**ITEMS:**
<<<<
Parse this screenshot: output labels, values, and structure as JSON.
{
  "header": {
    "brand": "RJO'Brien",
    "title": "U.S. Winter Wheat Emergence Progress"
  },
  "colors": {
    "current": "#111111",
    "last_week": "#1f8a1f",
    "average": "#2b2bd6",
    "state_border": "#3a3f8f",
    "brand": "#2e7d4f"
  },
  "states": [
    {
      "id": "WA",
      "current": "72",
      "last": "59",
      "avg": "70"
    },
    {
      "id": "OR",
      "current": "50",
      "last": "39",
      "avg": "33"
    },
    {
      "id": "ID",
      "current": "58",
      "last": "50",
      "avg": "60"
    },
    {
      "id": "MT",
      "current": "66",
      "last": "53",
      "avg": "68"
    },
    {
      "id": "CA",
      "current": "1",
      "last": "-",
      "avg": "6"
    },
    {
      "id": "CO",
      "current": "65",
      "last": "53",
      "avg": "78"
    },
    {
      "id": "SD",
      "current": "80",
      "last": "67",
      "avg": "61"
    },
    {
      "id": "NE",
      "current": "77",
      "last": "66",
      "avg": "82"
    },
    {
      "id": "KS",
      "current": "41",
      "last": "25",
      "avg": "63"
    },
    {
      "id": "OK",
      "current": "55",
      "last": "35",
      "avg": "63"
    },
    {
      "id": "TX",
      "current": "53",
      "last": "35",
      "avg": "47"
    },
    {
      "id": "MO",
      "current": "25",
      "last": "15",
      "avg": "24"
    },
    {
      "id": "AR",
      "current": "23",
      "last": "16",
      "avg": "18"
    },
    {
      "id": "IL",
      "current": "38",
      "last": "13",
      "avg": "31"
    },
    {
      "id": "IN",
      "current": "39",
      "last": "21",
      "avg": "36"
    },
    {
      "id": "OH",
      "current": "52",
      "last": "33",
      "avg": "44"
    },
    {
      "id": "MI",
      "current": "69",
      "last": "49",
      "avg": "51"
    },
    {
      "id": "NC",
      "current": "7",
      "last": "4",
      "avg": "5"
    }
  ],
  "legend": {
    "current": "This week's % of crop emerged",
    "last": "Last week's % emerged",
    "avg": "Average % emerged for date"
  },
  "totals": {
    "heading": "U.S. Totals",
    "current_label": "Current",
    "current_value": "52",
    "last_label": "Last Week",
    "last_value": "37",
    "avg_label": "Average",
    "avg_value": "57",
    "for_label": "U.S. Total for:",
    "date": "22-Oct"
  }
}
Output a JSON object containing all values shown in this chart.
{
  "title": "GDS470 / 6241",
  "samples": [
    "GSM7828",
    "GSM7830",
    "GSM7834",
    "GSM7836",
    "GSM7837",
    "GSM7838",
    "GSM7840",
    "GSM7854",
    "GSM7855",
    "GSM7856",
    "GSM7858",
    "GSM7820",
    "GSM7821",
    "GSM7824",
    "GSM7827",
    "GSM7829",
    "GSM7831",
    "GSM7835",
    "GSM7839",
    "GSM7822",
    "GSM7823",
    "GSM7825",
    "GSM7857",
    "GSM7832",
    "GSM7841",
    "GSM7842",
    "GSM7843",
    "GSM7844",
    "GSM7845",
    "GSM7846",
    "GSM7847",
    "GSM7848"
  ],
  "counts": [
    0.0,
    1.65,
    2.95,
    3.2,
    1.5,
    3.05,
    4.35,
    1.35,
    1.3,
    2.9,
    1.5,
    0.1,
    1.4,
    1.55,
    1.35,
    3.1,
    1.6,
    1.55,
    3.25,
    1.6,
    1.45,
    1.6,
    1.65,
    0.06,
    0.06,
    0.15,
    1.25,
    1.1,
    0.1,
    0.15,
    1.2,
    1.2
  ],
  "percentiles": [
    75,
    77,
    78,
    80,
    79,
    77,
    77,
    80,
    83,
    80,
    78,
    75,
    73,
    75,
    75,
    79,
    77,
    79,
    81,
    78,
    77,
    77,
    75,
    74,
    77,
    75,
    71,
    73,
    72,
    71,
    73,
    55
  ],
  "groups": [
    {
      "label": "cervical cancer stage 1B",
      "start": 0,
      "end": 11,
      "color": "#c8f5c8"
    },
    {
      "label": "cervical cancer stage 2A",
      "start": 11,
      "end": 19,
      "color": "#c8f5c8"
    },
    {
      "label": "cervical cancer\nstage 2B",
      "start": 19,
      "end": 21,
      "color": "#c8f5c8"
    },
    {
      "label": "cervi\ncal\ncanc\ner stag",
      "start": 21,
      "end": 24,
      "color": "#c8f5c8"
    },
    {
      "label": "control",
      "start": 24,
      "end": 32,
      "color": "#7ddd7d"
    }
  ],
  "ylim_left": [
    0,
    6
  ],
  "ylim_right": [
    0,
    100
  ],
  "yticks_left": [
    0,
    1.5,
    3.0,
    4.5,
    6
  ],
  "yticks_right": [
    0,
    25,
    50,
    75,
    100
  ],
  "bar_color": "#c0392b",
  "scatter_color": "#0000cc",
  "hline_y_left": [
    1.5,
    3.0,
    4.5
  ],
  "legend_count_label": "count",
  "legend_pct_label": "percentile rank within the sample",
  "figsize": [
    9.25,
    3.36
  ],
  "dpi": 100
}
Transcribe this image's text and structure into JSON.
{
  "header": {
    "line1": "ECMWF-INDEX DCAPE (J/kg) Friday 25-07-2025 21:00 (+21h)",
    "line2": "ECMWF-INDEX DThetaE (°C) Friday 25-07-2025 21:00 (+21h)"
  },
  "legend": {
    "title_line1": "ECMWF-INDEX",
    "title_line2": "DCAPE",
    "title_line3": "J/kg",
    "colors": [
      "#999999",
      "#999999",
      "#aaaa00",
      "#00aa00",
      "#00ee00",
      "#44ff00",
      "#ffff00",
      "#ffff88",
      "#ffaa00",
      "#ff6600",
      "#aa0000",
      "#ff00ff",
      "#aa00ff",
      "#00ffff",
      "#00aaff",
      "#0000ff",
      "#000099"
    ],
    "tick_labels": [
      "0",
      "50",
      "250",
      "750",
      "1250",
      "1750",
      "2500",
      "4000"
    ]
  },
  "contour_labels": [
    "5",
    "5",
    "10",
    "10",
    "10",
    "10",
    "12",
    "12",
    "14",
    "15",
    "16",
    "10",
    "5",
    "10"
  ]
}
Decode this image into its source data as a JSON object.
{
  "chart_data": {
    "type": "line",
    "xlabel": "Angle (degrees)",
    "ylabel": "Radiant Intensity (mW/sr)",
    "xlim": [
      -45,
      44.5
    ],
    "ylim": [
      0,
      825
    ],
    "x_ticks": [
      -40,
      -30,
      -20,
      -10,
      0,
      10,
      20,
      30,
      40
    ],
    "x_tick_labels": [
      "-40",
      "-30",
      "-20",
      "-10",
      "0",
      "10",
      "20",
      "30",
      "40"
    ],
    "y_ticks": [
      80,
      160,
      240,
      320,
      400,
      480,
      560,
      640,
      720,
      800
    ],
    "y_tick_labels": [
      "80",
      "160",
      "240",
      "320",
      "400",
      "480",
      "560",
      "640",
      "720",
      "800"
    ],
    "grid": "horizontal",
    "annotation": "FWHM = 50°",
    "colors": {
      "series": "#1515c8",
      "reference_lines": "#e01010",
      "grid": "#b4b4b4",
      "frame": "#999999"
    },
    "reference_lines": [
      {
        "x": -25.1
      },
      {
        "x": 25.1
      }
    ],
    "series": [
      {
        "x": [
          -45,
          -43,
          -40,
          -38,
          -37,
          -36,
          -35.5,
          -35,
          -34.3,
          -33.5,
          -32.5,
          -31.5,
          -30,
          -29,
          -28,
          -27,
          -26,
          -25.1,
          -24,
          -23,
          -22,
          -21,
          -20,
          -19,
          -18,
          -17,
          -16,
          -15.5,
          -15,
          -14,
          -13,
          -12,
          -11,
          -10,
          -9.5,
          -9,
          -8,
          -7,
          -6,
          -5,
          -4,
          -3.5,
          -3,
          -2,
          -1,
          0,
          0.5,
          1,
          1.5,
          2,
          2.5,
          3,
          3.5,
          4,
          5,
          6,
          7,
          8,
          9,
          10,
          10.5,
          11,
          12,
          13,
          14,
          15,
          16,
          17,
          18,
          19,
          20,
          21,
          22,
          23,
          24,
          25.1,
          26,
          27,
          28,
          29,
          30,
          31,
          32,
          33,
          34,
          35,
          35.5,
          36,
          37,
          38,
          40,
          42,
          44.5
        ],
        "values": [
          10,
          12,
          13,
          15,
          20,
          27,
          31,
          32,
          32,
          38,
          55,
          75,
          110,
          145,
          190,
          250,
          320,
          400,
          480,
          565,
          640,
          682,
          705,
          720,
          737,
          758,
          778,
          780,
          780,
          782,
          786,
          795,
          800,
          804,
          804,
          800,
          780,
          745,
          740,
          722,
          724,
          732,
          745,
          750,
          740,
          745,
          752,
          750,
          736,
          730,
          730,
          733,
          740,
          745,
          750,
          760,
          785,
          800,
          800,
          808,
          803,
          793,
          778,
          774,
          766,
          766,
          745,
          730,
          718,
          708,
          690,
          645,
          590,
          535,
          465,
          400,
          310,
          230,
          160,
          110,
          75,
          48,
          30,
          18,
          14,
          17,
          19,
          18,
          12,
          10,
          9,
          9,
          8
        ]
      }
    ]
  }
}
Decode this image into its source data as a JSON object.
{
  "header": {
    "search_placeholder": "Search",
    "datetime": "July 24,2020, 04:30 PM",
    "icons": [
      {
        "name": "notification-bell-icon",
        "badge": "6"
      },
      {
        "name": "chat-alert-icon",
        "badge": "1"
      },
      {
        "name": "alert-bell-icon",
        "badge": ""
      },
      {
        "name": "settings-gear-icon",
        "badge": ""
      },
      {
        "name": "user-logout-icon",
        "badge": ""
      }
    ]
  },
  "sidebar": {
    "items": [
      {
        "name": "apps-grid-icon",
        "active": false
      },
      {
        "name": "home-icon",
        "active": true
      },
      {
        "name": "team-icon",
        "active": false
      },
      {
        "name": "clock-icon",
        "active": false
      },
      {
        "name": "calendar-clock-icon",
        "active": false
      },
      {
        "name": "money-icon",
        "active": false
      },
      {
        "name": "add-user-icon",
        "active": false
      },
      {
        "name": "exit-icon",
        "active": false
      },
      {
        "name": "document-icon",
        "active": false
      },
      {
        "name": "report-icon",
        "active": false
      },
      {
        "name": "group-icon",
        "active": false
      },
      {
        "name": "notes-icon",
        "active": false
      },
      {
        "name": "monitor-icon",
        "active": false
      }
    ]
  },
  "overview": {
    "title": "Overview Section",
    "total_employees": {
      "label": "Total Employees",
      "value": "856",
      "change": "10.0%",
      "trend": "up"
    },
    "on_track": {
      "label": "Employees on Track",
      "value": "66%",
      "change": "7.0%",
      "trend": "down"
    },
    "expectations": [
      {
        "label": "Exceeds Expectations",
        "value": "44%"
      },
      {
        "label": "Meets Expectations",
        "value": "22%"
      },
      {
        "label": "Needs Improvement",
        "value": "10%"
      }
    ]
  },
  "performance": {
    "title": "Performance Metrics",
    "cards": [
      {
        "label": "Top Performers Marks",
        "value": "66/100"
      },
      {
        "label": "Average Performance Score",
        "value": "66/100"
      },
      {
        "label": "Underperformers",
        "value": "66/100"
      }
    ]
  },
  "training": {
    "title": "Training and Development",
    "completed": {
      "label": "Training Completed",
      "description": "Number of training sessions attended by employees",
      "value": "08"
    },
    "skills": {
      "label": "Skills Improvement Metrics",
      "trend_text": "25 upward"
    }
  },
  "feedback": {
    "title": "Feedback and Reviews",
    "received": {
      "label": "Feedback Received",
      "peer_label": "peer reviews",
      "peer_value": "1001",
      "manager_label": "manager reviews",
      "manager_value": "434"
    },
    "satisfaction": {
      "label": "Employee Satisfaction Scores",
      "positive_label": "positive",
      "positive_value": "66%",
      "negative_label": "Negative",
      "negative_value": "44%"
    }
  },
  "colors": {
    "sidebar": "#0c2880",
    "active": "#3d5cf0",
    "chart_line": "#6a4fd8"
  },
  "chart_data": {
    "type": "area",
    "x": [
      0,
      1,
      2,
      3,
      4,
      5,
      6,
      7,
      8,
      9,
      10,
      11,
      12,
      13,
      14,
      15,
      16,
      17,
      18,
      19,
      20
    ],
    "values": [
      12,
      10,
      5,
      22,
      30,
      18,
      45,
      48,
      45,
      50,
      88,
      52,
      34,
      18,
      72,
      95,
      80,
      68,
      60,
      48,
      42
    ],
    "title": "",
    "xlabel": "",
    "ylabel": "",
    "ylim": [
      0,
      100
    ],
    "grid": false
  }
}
>>>>
Copy down every line of the material above that includes the string "INDEX".

**ANSWER:**
    "line1": "ECMWF-INDEX DCAPE (J/kg) Friday 25-07-2025 21:00 (+21h)",
    "line2": "ECMWF-INDEX DThetaE (°C) Friday 25-07-2025 21:00 (+21h)"
    "title_line1": "ECMWF-INDEX",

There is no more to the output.